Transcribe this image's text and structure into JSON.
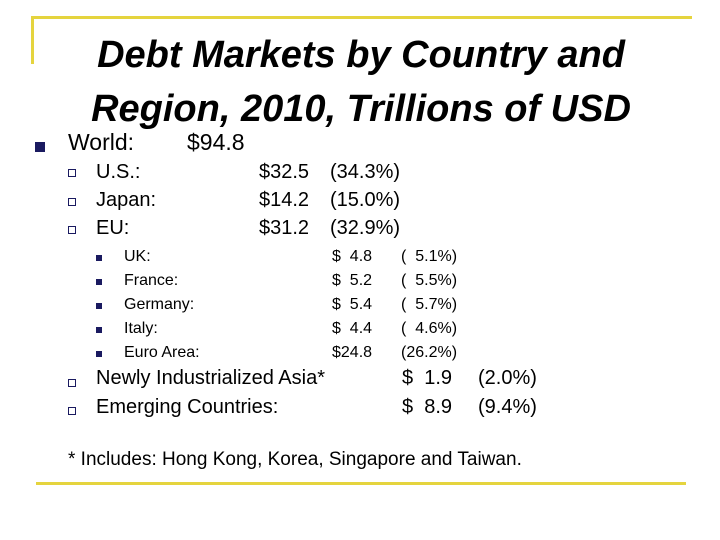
{
  "colors": {
    "frame": "#e5d43e",
    "bullet": "#1a1a60"
  },
  "title": "Debt Markets by Country and Region, 2010, Trillions of USD",
  "world": {
    "label": "World:",
    "value": "$94.8"
  },
  "regions": [
    {
      "label": "U.S.:",
      "value": "$32.5",
      "share": "(34.3%)"
    },
    {
      "label": "Japan:",
      "value": "$14.2",
      "share": "(15.0%)"
    },
    {
      "label": "EU:",
      "value": "$31.2",
      "share": "(32.9%)"
    }
  ],
  "eu_countries": [
    {
      "label": "UK:",
      "value": "$  4.8",
      "share": "(  5.1%)"
    },
    {
      "label": "France:",
      "value": "$  5.2",
      "share": "(  5.5%)"
    },
    {
      "label": "Germany:",
      "value": "$  5.4",
      "share": "(  5.7%)"
    },
    {
      "label": "Italy:",
      "value": "$  4.4",
      "share": "(  4.6%)"
    },
    {
      "label": "Euro Area:",
      "value": "$24.8",
      "share": "(26.2%)"
    }
  ],
  "other_regions": [
    {
      "label": "Newly Industrialized Asia*",
      "value": "$  1.9",
      "share": "(2.0%)"
    },
    {
      "label": "Emerging Countries:",
      "value": "$  8.9",
      "share": "(9.4%)"
    }
  ],
  "footnote": "* Includes: Hong Kong, Korea, Singapore and Taiwan.",
  "icons": {
    "level1": "filled-square-bullet",
    "level2": "hollow-square-bullet",
    "level3": "small-filled-square-bullet"
  }
}
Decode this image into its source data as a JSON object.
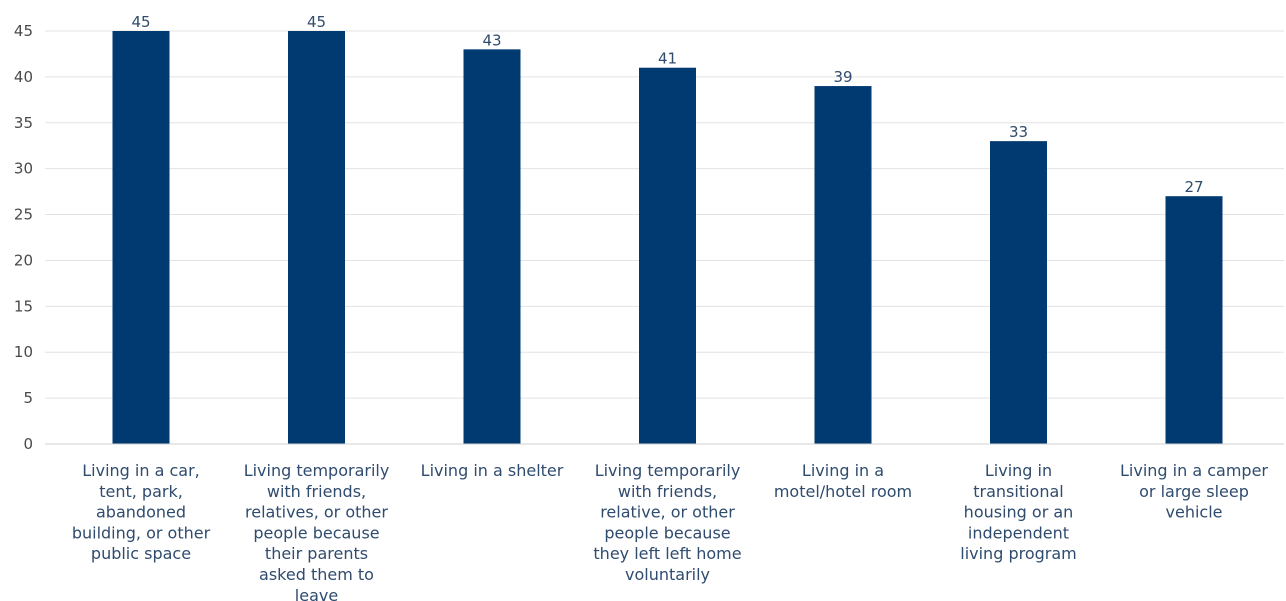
{
  "chart_data": {
    "type": "bar",
    "title": "",
    "xlabel": "",
    "ylabel": "",
    "ylim": [
      0,
      45
    ],
    "yticks": [
      0,
      5,
      10,
      15,
      20,
      25,
      30,
      35,
      40,
      45
    ],
    "grid": true,
    "legend": "none",
    "bar_color": "#003a70",
    "categories": [
      "Living in a car, tent, park, abandoned building, or other public space",
      "Living temporarily with friends, relatives, or other people because their parents asked them to leave",
      "Living in a shelter",
      "Living temporarily with friends, relative, or other people because they left left home voluntarily",
      "Living in a motel/hotel room",
      "Living in transitional housing or an independent living program",
      "Living in a camper or large sleep vehicle"
    ],
    "category_lines": [
      [
        "Living in a car,",
        "tent, park,",
        "abandoned",
        "building, or other",
        "public space"
      ],
      [
        "Living temporarily",
        "with friends,",
        "relatives, or other",
        "people because",
        "their parents",
        "asked them to",
        "leave"
      ],
      [
        "Living in a shelter"
      ],
      [
        "Living temporarily",
        "with friends,",
        "relative, or other",
        "people because",
        "they left left home",
        "voluntarily"
      ],
      [
        "Living in a",
        "motel/hotel room"
      ],
      [
        "Living in",
        "transitional",
        "housing or an",
        "independent",
        "living program"
      ],
      [
        "Living in a camper",
        "or large sleep",
        "vehicle"
      ]
    ],
    "values": [
      45,
      45,
      43,
      41,
      39,
      33,
      27
    ]
  }
}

========

- **TASK PROMPT**
Every record is to be reproduced exactly, with no pictures included.

- **REPLY TO THE EXERCISE**
Transcribe this image's text and structure into JSON.
{
  "colors": {
    "frame": "#e5d43e",
    "bullet": "#1a1a60"
  },
  "title": "Debt Markets by Country and Region, 2010, Trillions of USD",
  "world": {
    "label": "World:",
    "value": "$94.8"
  },
  "regions": [
    {
      "label": "U.S.:",
      "value": "$32.5",
      "share": "(34.3%)"
    },
    {
      "label": "Japan:",
      "value": "$14.2",
      "share": "(15.0%)"
    },
    {
      "label": "EU:",
      "value": "$31.2",
      "share": "(32.9%)"
    }
  ],
  "eu_countries": [
    {
      "label": "UK:",
      "value": "$  4.8",
      "share": "(  5.1%)"
    },
    {
      "label": "France:",
      "value": "$  5.2",
      "share": "(  5.5%)"
    },
    {
      "label": "Germany:",
      "value": "$  5.4",
      "share": "(  5.7%)"
    },
    {
      "label": "Italy:",
      "value": "$  4.4",
      "share": "(  4.6%)"
    },
    {
      "label": "Euro Area:",
      "value": "$24.8",
      "share": "(26.2%)"
    }
  ],
  "other_regions": [
    {
      "label": "Newly Industrialized Asia*",
      "value": "$  1.9",
      "share": "(2.0%)"
    },
    {
      "label": "Emerging Countries:",
      "value": "$  8.9",
      "share": "(9.4%)"
    }
  ],
  "footnote": "* Includes: Hong Kong, Korea, Singapore and Taiwan.",
  "icons": {
    "level1": "filled-square-bullet",
    "level2": "hollow-square-bullet",
    "level3": "small-filled-square-bullet"
  }
}
Decode this image into its source data as a JSON object.
{
  "chart_data": {
    "type": "bar",
    "title": "",
    "xlabel": "",
    "ylabel": "",
    "ylim": [
      0,
      45
    ],
    "yticks": [
      0,
      5,
      10,
      15,
      20,
      25,
      30,
      35,
      40,
      45
    ],
    "grid": true,
    "legend": "none",
    "bar_color": "#003a70",
    "categories": [
      "Living in a car, tent, park, abandoned building, or other public space",
      "Living temporarily with friends, relatives, or other people because their parents asked them to leave",
      "Living in a shelter",
      "Living temporarily with friends, relative, or other people because they left left home voluntarily",
      "Living in a motel/hotel room",
      "Living in transitional housing or an independent living program",
      "Living in a camper or large sleep vehicle"
    ],
    "category_lines": [
      [
        "Living in a car,",
        "tent, park,",
        "abandoned",
        "building, or other",
        "public space"
      ],
      [
        "Living temporarily",
        "with friends,",
        "relatives, or other",
        "people because",
        "their parents",
        "asked them to",
        "leave"
      ],
      [
        "Living in a shelter"
      ],
      [
        "Living temporarily",
        "with friends,",
        "relative, or other",
        "people because",
        "they left left home",
        "voluntarily"
      ],
      [
        "Living in a",
        "motel/hotel room"
      ],
      [
        "Living in",
        "transitional",
        "housing or an",
        "independent",
        "living program"
      ],
      [
        "Living in a camper",
        "or large sleep",
        "vehicle"
      ]
    ],
    "values": [
      45,
      45,
      43,
      41,
      39,
      33,
      27
    ]
  }
}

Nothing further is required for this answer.